Collected data
──────────────────────────────
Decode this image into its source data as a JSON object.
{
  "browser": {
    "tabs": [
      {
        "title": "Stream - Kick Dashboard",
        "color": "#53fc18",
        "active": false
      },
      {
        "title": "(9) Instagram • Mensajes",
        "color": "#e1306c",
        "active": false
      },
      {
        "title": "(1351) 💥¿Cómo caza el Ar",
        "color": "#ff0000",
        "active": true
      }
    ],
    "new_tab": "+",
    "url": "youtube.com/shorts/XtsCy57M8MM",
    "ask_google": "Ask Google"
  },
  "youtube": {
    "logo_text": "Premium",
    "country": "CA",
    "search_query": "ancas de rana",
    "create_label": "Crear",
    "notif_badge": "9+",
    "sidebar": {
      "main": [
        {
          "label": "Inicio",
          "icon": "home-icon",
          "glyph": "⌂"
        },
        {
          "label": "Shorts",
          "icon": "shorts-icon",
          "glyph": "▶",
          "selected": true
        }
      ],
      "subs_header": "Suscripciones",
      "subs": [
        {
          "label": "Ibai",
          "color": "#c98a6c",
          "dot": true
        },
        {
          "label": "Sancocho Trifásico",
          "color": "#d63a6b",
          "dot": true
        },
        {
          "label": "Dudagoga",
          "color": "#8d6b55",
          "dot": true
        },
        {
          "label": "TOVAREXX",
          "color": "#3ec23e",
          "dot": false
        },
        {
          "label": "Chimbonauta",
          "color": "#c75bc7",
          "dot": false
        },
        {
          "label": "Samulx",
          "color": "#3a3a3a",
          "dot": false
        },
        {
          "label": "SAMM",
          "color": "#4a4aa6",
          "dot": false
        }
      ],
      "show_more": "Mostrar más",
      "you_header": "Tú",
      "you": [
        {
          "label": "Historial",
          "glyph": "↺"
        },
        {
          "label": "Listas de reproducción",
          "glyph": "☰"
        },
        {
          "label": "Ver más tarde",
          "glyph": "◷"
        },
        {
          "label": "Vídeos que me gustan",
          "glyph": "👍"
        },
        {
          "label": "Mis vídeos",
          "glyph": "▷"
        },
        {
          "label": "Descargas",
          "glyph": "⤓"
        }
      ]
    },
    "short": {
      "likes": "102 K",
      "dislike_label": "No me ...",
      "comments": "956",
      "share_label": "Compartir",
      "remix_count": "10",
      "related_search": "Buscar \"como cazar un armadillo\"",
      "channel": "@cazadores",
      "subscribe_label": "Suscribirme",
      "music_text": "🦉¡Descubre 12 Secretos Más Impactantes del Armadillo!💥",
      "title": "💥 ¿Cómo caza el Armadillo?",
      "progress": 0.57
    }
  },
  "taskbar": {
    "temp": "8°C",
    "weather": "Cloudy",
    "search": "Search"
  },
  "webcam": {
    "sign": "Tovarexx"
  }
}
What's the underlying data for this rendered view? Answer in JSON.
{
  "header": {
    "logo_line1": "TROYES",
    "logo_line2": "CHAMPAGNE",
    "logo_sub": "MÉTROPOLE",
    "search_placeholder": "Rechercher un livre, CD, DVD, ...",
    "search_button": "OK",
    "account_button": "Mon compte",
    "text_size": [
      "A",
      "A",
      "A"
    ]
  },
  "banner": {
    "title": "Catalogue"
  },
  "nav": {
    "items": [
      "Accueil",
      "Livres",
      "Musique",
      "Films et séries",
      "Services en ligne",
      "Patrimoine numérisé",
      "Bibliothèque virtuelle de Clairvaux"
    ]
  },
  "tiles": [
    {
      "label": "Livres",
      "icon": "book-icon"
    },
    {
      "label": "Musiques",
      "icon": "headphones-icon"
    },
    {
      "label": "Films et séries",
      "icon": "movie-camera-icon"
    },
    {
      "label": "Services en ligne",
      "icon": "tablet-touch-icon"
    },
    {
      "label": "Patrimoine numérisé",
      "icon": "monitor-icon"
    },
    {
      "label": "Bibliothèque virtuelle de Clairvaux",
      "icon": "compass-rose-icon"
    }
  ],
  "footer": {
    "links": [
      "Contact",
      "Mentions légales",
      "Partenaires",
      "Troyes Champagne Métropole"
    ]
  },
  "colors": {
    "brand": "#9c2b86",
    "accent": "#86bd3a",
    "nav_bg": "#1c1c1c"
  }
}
──────────────────────────────
TASK INSTRUCTIONS - Write out each line of the data above again, exactly as given.

RIGHT ANSWER -
Decode this image into its source data as a JSON object.
{
  "browser": {
    "tabs": [
      {
        "title": "Stream - Kick Dashboard",
        "color": "#53fc18",
        "active": false
      },
      {
        "title": "(9) Instagram • Mensajes",
        "color": "#e1306c",
        "active": false
      },
      {
        "title": "(1351) 💥¿Cómo caza el Ar",
        "color": "#ff0000",
        "active": true
      }
    ],
    "new_tab": "+",
    "url": "youtube.com/shorts/XtsCy57M8MM",
    "ask_google": "Ask Google"
  },
  "youtube": {
    "logo_text": "Premium",
    "country": "CA",
    "search_query": "ancas de rana",
    "create_label": "Crear",
    "notif_badge": "9+",
    "sidebar": {
      "main": [
        {
          "label": "Inicio",
          "icon": "home-icon",
          "glyph": "⌂"
        },
        {
          "label": "Shorts",
          "icon": "shorts-icon",
          "glyph": "▶",
          "selected": true
        }
      ],
      "subs_header": "Suscripciones",
      "subs": [
        {
          "label": "Ibai",
          "color": "#c98a6c",
          "dot": true
        },
        {
          "label": "Sancocho Trifásico",
          "color": "#d63a6b",
          "dot": true
        },
        {
          "label": "Dudagoga",
          "color": "#8d6b55",
          "dot": true
        },
        {
          "label": "TOVAREXX",
          "color": "#3ec23e",
          "dot": false
        },
        {
          "label": "Chimbonauta",
          "color": "#c75bc7",
          "dot": false
        },
        {
          "label": "Samulx",
          "color": "#3a3a3a",
          "dot": false
        },
        {
          "label": "SAMM",
          "color": "#4a4aa6",
          "dot": false
        }
      ],
      "show_more": "Mostrar más",
      "you_header": "Tú",
      "you": [
        {
          "label": "Historial",
          "glyph": "↺"
        },
        {
          "label": "Listas de reproducción",
          "glyph": "☰"
        },
        {
          "label": "Ver más tarde",
          "glyph": "◷"
        },
        {
          "label": "Vídeos que me gustan",
          "glyph": "👍"
        },
        {
          "label": "Mis vídeos",
          "glyph": "▷"
        },
        {
          "label": "Descargas",
          "glyph": "⤓"
        }
      ]
    },
    "short": {
      "likes": "102 K",
      "dislike_label": "No me ...",
      "comments": "956",
      "share_label": "Compartir",
      "remix_count": "10",
      "related_search": "Buscar \"como cazar un armadillo\"",
      "channel": "@cazadores",
      "subscribe_label": "Suscribirme",
      "music_text": "🦉¡Descubre 12 Secretos Más Impactantes del Armadillo!💥",
      "title": "💥 ¿Cómo caza el Armadillo?",
      "progress": 0.57
    }
  },
  "taskbar": {
    "temp": "8°C",
    "weather": "Cloudy",
    "search": "Search"
  },
  "webcam": {
    "sign": "Tovarexx"
  }
}
What's the underlying data for this rendered view? Answer in JSON.
{
  "header": {
    "logo_line1": "TROYES",
    "logo_line2": "CHAMPAGNE",
    "logo_sub": "MÉTROPOLE",
    "search_placeholder": "Rechercher un livre, CD, DVD, ...",
    "search_button": "OK",
    "account_button": "Mon compte",
    "text_size": [
      "A",
      "A",
      "A"
    ]
  },
  "banner": {
    "title": "Catalogue"
  },
  "nav": {
    "items": [
      "Accueil",
      "Livres",
      "Musique",
      "Films et séries",
      "Services en ligne",
      "Patrimoine numérisé",
      "Bibliothèque virtuelle de Clairvaux"
    ]
  },
  "tiles": [
    {
      "label": "Livres",
      "icon": "book-icon"
    },
    {
      "label": "Musiques",
      "icon": "headphones-icon"
    },
    {
      "label": "Films et séries",
      "icon": "movie-camera-icon"
    },
    {
      "label": "Services en ligne",
      "icon": "tablet-touch-icon"
    },
    {
      "label": "Patrimoine numérisé",
      "icon": "monitor-icon"
    },
    {
      "label": "Bibliothèque virtuelle de Clairvaux",
      "icon": "compass-rose-icon"
    }
  ],
  "footer": {
    "links": [
      "Contact",
      "Mentions légales",
      "Partenaires",
      "Troyes Champagne Métropole"
    ]
  },
  "colors": {
    "brand": "#9c2b86",
    "accent": "#86bd3a",
    "nav_bg": "#1c1c1c"
  }
}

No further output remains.